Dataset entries
───

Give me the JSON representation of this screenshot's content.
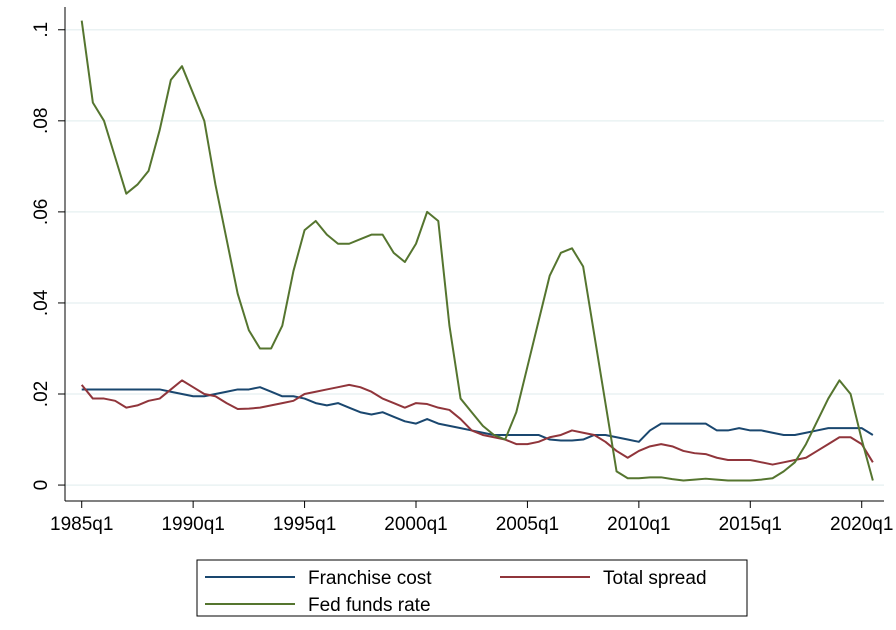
{
  "chart_data": {
    "type": "line",
    "x": [
      "1985q1",
      "1985q3",
      "1986q1",
      "1986q3",
      "1987q1",
      "1987q3",
      "1988q1",
      "1988q3",
      "1989q1",
      "1989q3",
      "1990q1",
      "1990q3",
      "1991q1",
      "1991q3",
      "1992q1",
      "1992q3",
      "1993q1",
      "1993q3",
      "1994q1",
      "1994q3",
      "1995q1",
      "1995q3",
      "1996q1",
      "1996q3",
      "1997q1",
      "1997q3",
      "1998q1",
      "1998q3",
      "1999q1",
      "1999q3",
      "2000q1",
      "2000q3",
      "2001q1",
      "2001q3",
      "2002q1",
      "2002q3",
      "2003q1",
      "2003q3",
      "2004q1",
      "2004q3",
      "2005q1",
      "2005q3",
      "2006q1",
      "2006q3",
      "2007q1",
      "2007q3",
      "2008q1",
      "2008q3",
      "2009q1",
      "2009q3",
      "2010q1",
      "2010q3",
      "2011q1",
      "2011q3",
      "2012q1",
      "2012q3",
      "2013q1",
      "2013q3",
      "2014q1",
      "2014q3",
      "2015q1",
      "2015q3",
      "2016q1",
      "2016q3",
      "2017q1",
      "2017q3",
      "2018q1",
      "2018q3",
      "2019q1",
      "2019q3",
      "2020q1",
      "2020q3"
    ],
    "series": [
      {
        "name": "Franchise cost",
        "color": "#1a476f",
        "values": [
          0.021,
          0.021,
          0.021,
          0.021,
          0.021,
          0.021,
          0.021,
          0.021,
          0.0205,
          0.02,
          0.0195,
          0.0195,
          0.02,
          0.0205,
          0.021,
          0.021,
          0.0215,
          0.0205,
          0.0195,
          0.0195,
          0.019,
          0.018,
          0.0175,
          0.018,
          0.017,
          0.016,
          0.0155,
          0.016,
          0.015,
          0.014,
          0.0135,
          0.0145,
          0.0135,
          0.013,
          0.0125,
          0.012,
          0.0115,
          0.011,
          0.011,
          0.011,
          0.011,
          0.011,
          0.01,
          0.0098,
          0.0098,
          0.01,
          0.011,
          0.011,
          0.0105,
          0.01,
          0.0095,
          0.012,
          0.0135,
          0.0135,
          0.0135,
          0.0135,
          0.0135,
          0.012,
          0.012,
          0.0125,
          0.012,
          0.012,
          0.0115,
          0.011,
          0.011,
          0.0115,
          0.012,
          0.0125,
          0.0125,
          0.0125,
          0.0125,
          0.011
        ]
      },
      {
        "name": "Total spread",
        "color": "#90353b",
        "values": [
          0.022,
          0.019,
          0.019,
          0.0185,
          0.017,
          0.0175,
          0.0185,
          0.019,
          0.021,
          0.023,
          0.0215,
          0.02,
          0.0195,
          0.018,
          0.0167,
          0.0168,
          0.017,
          0.0175,
          0.018,
          0.0185,
          0.02,
          0.0205,
          0.021,
          0.0215,
          0.022,
          0.0215,
          0.0205,
          0.019,
          0.018,
          0.017,
          0.018,
          0.0178,
          0.017,
          0.0165,
          0.0145,
          0.012,
          0.011,
          0.0105,
          0.01,
          0.009,
          0.009,
          0.0095,
          0.0105,
          0.011,
          0.012,
          0.0115,
          0.011,
          0.0095,
          0.0075,
          0.006,
          0.0075,
          0.0085,
          0.009,
          0.0085,
          0.0075,
          0.007,
          0.0068,
          0.006,
          0.0055,
          0.0055,
          0.0055,
          0.005,
          0.0045,
          0.005,
          0.0055,
          0.006,
          0.0075,
          0.009,
          0.0105,
          0.0105,
          0.009,
          0.005
        ]
      },
      {
        "name": "Fed funds rate",
        "color": "#55752f",
        "values": [
          0.102,
          0.084,
          0.08,
          0.072,
          0.064,
          0.066,
          0.069,
          0.078,
          0.089,
          0.092,
          0.086,
          0.08,
          0.066,
          0.054,
          0.042,
          0.034,
          0.03,
          0.03,
          0.035,
          0.047,
          0.056,
          0.058,
          0.055,
          0.053,
          0.053,
          0.054,
          0.055,
          0.055,
          0.051,
          0.049,
          0.053,
          0.06,
          0.058,
          0.035,
          0.019,
          0.016,
          0.013,
          0.011,
          0.01,
          0.016,
          0.026,
          0.036,
          0.046,
          0.051,
          0.052,
          0.048,
          0.033,
          0.018,
          0.003,
          0.0015,
          0.0015,
          0.0017,
          0.0017,
          0.0013,
          0.001,
          0.0012,
          0.0014,
          0.0012,
          0.001,
          0.001,
          0.001,
          0.0012,
          0.0015,
          0.003,
          0.005,
          0.009,
          0.014,
          0.019,
          0.023,
          0.02,
          0.01,
          0.001
        ]
      }
    ],
    "xlim": [
      "1984q2",
      "2021q1"
    ],
    "xticks": [
      "1985q1",
      "1990q1",
      "1995q1",
      "2000q1",
      "2005q1",
      "2010q1",
      "2015q1",
      "2020q1"
    ],
    "ylim": [
      -0.0035,
      0.105
    ],
    "yticks": [
      0,
      {
        "value": 0.02,
        "label": ".02"
      },
      {
        "value": 0.04,
        "label": ".04"
      },
      {
        "value": 0.06,
        "label": ".06"
      },
      {
        "value": 0.08,
        "label": ".08"
      },
      {
        "value": 0.1,
        "label": ".1"
      }
    ],
    "grid": true,
    "legend": "bottom"
  }
}
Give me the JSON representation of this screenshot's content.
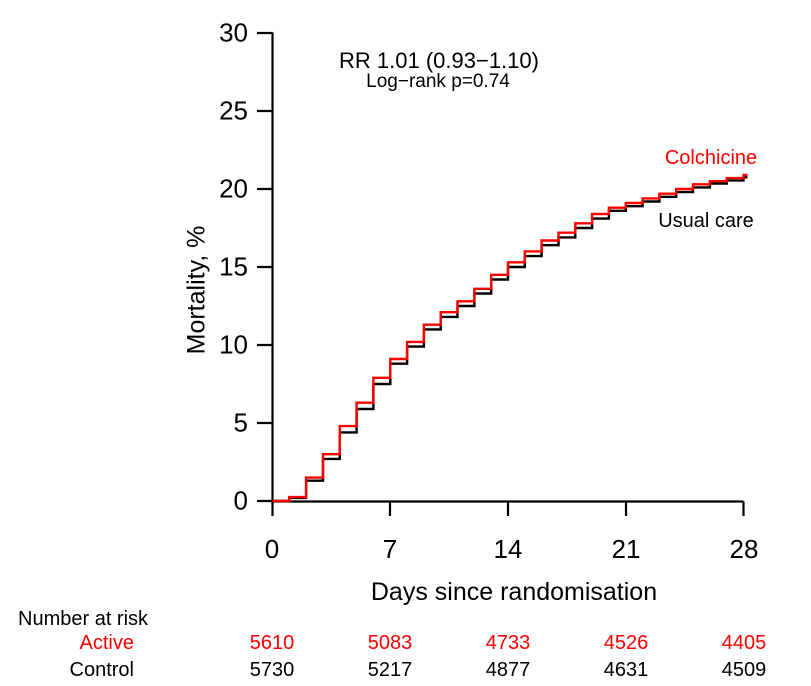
{
  "figure": {
    "annotation_line1": "RR 1.01 (0.93−1.10)",
    "annotation_line2": "Log−rank p=0.74",
    "y_axis_label": "Mortality, %",
    "x_axis_label": "Days since randomisation",
    "curve_label_colchicine": "Colchicine",
    "curve_label_usual_care": "Usual care"
  },
  "axes": {
    "y_ticks": [
      "0",
      "5",
      "10",
      "15",
      "20",
      "25",
      "30"
    ],
    "x_ticks": [
      "0",
      "7",
      "14",
      "21",
      "28"
    ]
  },
  "risk_table": {
    "header": "Number at risk",
    "rows": [
      {
        "label": "Active",
        "color": "#ff0000",
        "values": [
          "5610",
          "5083",
          "4733",
          "4526",
          "4405"
        ]
      },
      {
        "label": "Control",
        "color": "#000000",
        "values": [
          "5730",
          "5217",
          "4877",
          "4631",
          "4509"
        ]
      }
    ]
  },
  "colors": {
    "colchicine": "#ff0000",
    "usual_care": "#000000",
    "axis": "#000000",
    "background": "#ffffff"
  },
  "chart_data": {
    "type": "line",
    "subtype": "kaplan-meier-step",
    "title": "",
    "xlabel": "Days since randomisation",
    "ylabel": "Mortality, %",
    "xlim": [
      0,
      28
    ],
    "ylim": [
      0,
      30
    ],
    "x_tick_values": [
      0,
      7,
      14,
      21,
      28
    ],
    "y_tick_values": [
      0,
      5,
      10,
      15,
      20,
      25,
      30
    ],
    "grid": false,
    "legend_position": "labels-at-line-end",
    "x": [
      0,
      1,
      2,
      3,
      4,
      5,
      6,
      7,
      8,
      9,
      10,
      11,
      12,
      13,
      14,
      15,
      16,
      17,
      18,
      19,
      20,
      21,
      22,
      23,
      24,
      25,
      26,
      27,
      28
    ],
    "series": [
      {
        "name": "Usual care",
        "color": "#000000",
        "values": [
          0,
          0.2,
          1.3,
          2.7,
          4.4,
          5.9,
          7.5,
          8.8,
          9.9,
          11.0,
          11.8,
          12.5,
          13.3,
          14.2,
          15.0,
          15.7,
          16.4,
          16.9,
          17.5,
          18.1,
          18.6,
          18.9,
          19.2,
          19.5,
          19.8,
          20.1,
          20.35,
          20.55,
          20.75
        ]
      },
      {
        "name": "Colchicine",
        "color": "#ff0000",
        "values": [
          0,
          0.25,
          1.5,
          3.0,
          4.8,
          6.3,
          7.9,
          9.1,
          10.2,
          11.3,
          12.1,
          12.8,
          13.6,
          14.5,
          15.3,
          16.0,
          16.7,
          17.2,
          17.8,
          18.4,
          18.8,
          19.1,
          19.4,
          19.7,
          20.0,
          20.3,
          20.5,
          20.7,
          20.9
        ]
      }
    ],
    "annotations": [
      "RR 1.01 (0.93−1.10)",
      "Log−rank p=0.74"
    ],
    "number_at_risk": {
      "days": [
        0,
        7,
        14,
        21,
        28
      ],
      "Active": [
        5610,
        5083,
        4733,
        4526,
        4405
      ],
      "Control": [
        5730,
        5217,
        4877,
        4631,
        4509
      ]
    }
  }
}
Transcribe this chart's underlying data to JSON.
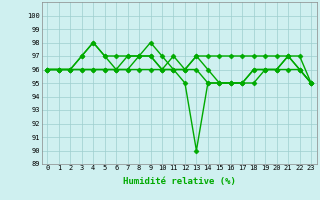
{
  "title": "",
  "xlabel": "Humidité relative (%)",
  "ylabel": "",
  "xlim": [
    -0.5,
    23.5
  ],
  "ylim": [
    89,
    101
  ],
  "yticks": [
    89,
    90,
    91,
    92,
    93,
    94,
    95,
    96,
    97,
    98,
    99,
    100
  ],
  "xticks": [
    0,
    1,
    2,
    3,
    4,
    5,
    6,
    7,
    8,
    9,
    10,
    11,
    12,
    13,
    14,
    15,
    16,
    17,
    18,
    19,
    20,
    21,
    22,
    23
  ],
  "bg_color": "#cff0f0",
  "grid_color": "#9ecece",
  "line_color": "#00aa00",
  "marker": "D",
  "markersize": 2.5,
  "linewidth": 1.0,
  "series": [
    [
      96,
      96,
      96,
      97,
      98,
      97,
      97,
      97,
      97,
      97,
      96,
      96,
      96,
      97,
      97,
      97,
      97,
      97,
      97,
      97,
      97,
      97,
      96,
      95
    ],
    [
      96,
      96,
      96,
      97,
      98,
      97,
      96,
      97,
      97,
      98,
      97,
      96,
      96,
      97,
      96,
      95,
      95,
      95,
      96,
      96,
      96,
      97,
      96,
      95
    ],
    [
      96,
      96,
      96,
      96,
      96,
      96,
      96,
      96,
      97,
      97,
      96,
      96,
      95,
      90,
      95,
      95,
      95,
      95,
      96,
      96,
      96,
      97,
      97,
      95
    ],
    [
      96,
      96,
      96,
      96,
      96,
      96,
      96,
      96,
      96,
      96,
      96,
      97,
      96,
      96,
      95,
      95,
      95,
      95,
      95,
      96,
      96,
      96,
      96,
      95
    ]
  ]
}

───

All lines from the line containing "Transcribe this chart's" through the end of the listing above are to be given again exactly; pictures are not part of the copy.

RESPONSE TO THIS TASK:
Transcribe this chart's underlying data to JSON.
{
  "title": "",
  "xlabel": "Humidité relative (%)",
  "ylabel": "",
  "xlim": [
    -0.5,
    23.5
  ],
  "ylim": [
    89,
    101
  ],
  "yticks": [
    89,
    90,
    91,
    92,
    93,
    94,
    95,
    96,
    97,
    98,
    99,
    100
  ],
  "xticks": [
    0,
    1,
    2,
    3,
    4,
    5,
    6,
    7,
    8,
    9,
    10,
    11,
    12,
    13,
    14,
    15,
    16,
    17,
    18,
    19,
    20,
    21,
    22,
    23
  ],
  "bg_color": "#cff0f0",
  "grid_color": "#9ecece",
  "line_color": "#00aa00",
  "marker": "D",
  "markersize": 2.5,
  "linewidth": 1.0,
  "series": [
    [
      96,
      96,
      96,
      97,
      98,
      97,
      97,
      97,
      97,
      97,
      96,
      96,
      96,
      97,
      97,
      97,
      97,
      97,
      97,
      97,
      97,
      97,
      96,
      95
    ],
    [
      96,
      96,
      96,
      97,
      98,
      97,
      96,
      97,
      97,
      98,
      97,
      96,
      96,
      97,
      96,
      95,
      95,
      95,
      96,
      96,
      96,
      97,
      96,
      95
    ],
    [
      96,
      96,
      96,
      96,
      96,
      96,
      96,
      96,
      97,
      97,
      96,
      96,
      95,
      90,
      95,
      95,
      95,
      95,
      96,
      96,
      96,
      97,
      97,
      95
    ],
    [
      96,
      96,
      96,
      96,
      96,
      96,
      96,
      96,
      96,
      96,
      96,
      97,
      96,
      96,
      95,
      95,
      95,
      95,
      95,
      96,
      96,
      96,
      96,
      95
    ]
  ]
}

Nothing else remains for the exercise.